## Directions for this task
Looking at the listing, state how many of its lines contain the string "плотность". Write only the number.
──────
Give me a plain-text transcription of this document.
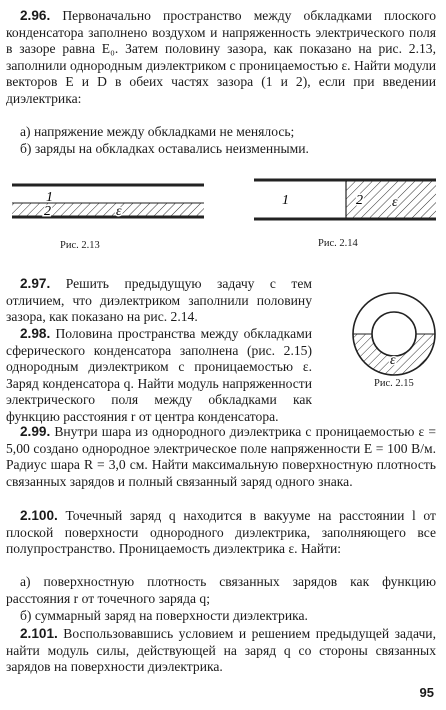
2.96. Первоначально пространство между обкладками плоского конденсатора заполнено воздухом и напряженность электрического поля в зазоре равна E₀. Затем половину зазора, как показано на рис. 2.13, заполнили однородным диэлектриком с проницаемостью ε. Найти модули векторов E и D в обеих частях зазора (1 и 2), если при введении диэлектрика:

а) напряжение между обкладками не менялось;

б) заряды на обкладках оставались неизменными.

1
2	ε
Рис. 2.13
1	2 ε
Рис. 2.14

2.97. Решить предыдущую задачу с тем отличием, что диэлектриком заполнили половину зазора, как показано на рис. 2.14.

2.98. Половина пространства между обкладками сферического конденсатора заполнена (рис. 2.15) однородным диэлектриком с проницаемостью ε. Заряд конденсатора q. Найти модуль напряженности электрического поля между обкладками как функцию расстояния r от центра конденсатора.

ε
Рис. 2.15

2.99. Внутри шара из однородного диэлектрика с проницаемостью ε = 5,00 создано однородное электрическое поле напряженности E = 100 В/м. Радиус шара R = 3,0 см. Найти максимальную поверхностную плотность связанных зарядов и полный связанный заряд одного знака.

2.100. Точечный заряд q находится в вакууме на расстоянии l от плоской поверхности однородного диэлектрика, заполняющего все полупространство. Проницаемость диэлектрика ε. Найти:

а) поверхностную плотность связанных зарядов как функцию расстояния r от точечного заряда q;

б) суммарный заряд на поверхности диэлектрика.

2.101. Воспользовавшись условием и решением предыдущей задачи, найти модуль силы, действующей на заряд q со стороны связанных зарядов на поверхности диэлектрика.

95
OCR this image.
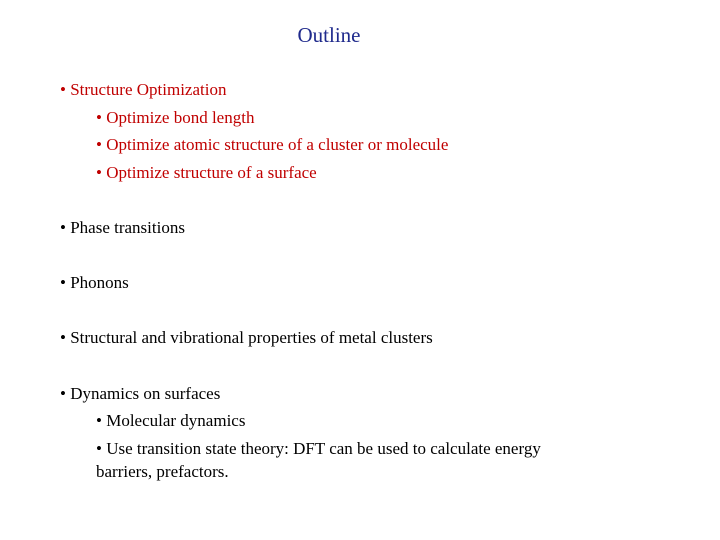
Outline
• Structure Optimization
• Optimize bond length
• Optimize atomic structure of a cluster or molecule
• Optimize structure of a surface
• Phase transitions
• Phonons
• Structural and vibrational properties of metal clusters
• Dynamics on surfaces
• Molecular dynamics
• Use transition state theory: DFT can be used to calculate energy
barriers, prefactors.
──────
## Output for this task
2